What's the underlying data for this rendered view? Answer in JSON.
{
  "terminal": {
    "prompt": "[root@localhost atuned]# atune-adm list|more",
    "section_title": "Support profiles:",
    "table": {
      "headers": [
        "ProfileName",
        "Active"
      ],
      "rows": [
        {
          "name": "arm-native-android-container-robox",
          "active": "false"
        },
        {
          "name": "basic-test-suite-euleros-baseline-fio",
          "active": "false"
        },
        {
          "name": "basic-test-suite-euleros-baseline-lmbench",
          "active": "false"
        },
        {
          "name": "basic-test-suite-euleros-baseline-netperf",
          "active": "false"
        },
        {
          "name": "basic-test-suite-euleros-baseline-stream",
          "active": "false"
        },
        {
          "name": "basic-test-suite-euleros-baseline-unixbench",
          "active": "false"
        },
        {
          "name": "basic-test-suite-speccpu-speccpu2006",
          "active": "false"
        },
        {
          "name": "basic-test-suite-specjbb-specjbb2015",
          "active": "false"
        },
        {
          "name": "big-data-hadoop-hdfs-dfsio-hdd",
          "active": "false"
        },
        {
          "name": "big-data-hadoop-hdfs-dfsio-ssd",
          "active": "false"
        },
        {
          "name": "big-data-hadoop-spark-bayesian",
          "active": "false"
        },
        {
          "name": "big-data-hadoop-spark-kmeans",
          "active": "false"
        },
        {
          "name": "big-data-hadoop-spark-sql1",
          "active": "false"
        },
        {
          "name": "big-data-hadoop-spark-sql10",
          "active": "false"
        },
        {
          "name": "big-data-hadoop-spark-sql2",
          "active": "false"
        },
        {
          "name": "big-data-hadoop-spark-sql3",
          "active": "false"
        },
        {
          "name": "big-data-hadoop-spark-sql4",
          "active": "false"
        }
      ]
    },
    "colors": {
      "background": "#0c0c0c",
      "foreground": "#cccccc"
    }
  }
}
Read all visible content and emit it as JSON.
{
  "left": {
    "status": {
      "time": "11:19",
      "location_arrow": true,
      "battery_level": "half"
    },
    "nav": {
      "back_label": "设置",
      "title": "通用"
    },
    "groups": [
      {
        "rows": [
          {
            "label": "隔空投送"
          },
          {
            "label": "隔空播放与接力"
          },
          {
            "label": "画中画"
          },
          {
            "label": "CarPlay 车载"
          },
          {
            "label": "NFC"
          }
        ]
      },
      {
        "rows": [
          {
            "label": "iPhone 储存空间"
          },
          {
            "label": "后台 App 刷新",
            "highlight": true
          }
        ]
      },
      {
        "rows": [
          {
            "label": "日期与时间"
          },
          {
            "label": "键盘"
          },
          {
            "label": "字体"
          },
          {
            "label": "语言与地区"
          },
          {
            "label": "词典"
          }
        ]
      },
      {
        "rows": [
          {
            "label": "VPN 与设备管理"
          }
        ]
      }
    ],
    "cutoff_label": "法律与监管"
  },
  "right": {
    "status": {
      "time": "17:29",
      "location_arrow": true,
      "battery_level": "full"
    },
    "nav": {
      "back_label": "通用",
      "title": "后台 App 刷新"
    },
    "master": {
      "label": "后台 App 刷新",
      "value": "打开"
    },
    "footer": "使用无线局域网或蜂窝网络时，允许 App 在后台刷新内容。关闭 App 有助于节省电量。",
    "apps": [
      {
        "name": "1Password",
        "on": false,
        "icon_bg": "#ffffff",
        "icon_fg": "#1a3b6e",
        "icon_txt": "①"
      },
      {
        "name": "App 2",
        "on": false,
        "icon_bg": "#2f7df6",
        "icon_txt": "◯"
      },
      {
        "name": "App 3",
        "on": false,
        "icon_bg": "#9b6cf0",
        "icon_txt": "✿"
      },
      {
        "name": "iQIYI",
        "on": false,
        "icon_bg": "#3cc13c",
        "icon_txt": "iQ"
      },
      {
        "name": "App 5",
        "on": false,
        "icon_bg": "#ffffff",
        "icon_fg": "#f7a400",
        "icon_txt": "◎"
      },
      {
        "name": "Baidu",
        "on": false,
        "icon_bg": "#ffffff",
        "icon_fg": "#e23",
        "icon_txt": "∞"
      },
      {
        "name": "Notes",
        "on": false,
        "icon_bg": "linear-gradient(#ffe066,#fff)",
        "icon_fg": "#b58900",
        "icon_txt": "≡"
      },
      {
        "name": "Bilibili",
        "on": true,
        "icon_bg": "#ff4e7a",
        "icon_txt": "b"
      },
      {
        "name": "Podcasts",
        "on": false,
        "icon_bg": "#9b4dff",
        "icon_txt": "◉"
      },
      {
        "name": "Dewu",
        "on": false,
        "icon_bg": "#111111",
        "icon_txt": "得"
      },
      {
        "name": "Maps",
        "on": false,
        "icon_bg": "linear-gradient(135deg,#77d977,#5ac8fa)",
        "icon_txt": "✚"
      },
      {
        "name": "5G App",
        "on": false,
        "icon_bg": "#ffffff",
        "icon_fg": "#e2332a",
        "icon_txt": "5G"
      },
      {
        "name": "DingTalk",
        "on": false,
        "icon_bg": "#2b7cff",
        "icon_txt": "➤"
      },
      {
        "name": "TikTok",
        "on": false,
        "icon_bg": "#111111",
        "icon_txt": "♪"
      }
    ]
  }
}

■ **Work instructions**: Identify the lines that hold the word "spark". Copy every one of them.

■ **Exercise answer**:
          "name": "big-data-hadoop-spark-bayesian",
          "name": "big-data-hadoop-spark-kmeans",
          "name": "big-data-hadoop-spark-sql1",
          "name": "big-data-hadoop-spark-sql10",
          "name": "big-data-hadoop-spark-sql2",
          "name": "big-data-hadoop-spark-sql3",
          "name": "big-data-hadoop-spark-sql4",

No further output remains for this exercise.